** begin ENTRIES SUPPLIED **

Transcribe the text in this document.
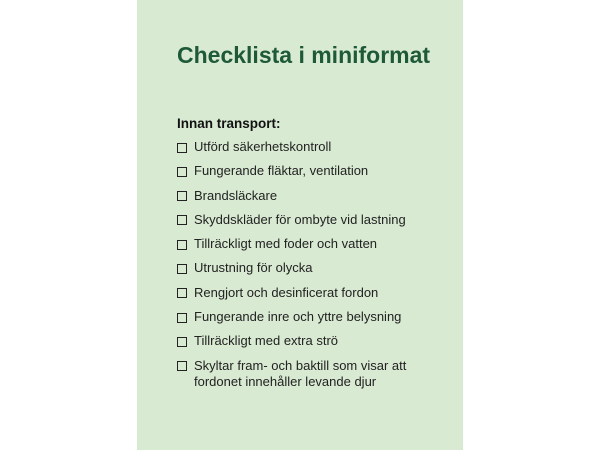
Checklista i miniformat
Innan transport:
Utförd säkerhetskontroll
Fungerande fläktar, ventilation
Brandsläckare
Skyddskläder för ombyte vid lastning
Tillräckligt med foder och vatten
Utrustning för olycka
Rengjort och desinficerat fordon
Fungerande inre och yttre belysning
Tillräckligt med extra strö
Skyltar fram- och baktill som visar att fordonet innehåller levande djur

** end ENTRIES SUPPLIED **

SET TASK = Where a line of the material above holds the string "Fungerande", copy that line.

REPLY TO THE TASK =
Fungerande fläktar, ventilation
Fungerande inre och yttre belysning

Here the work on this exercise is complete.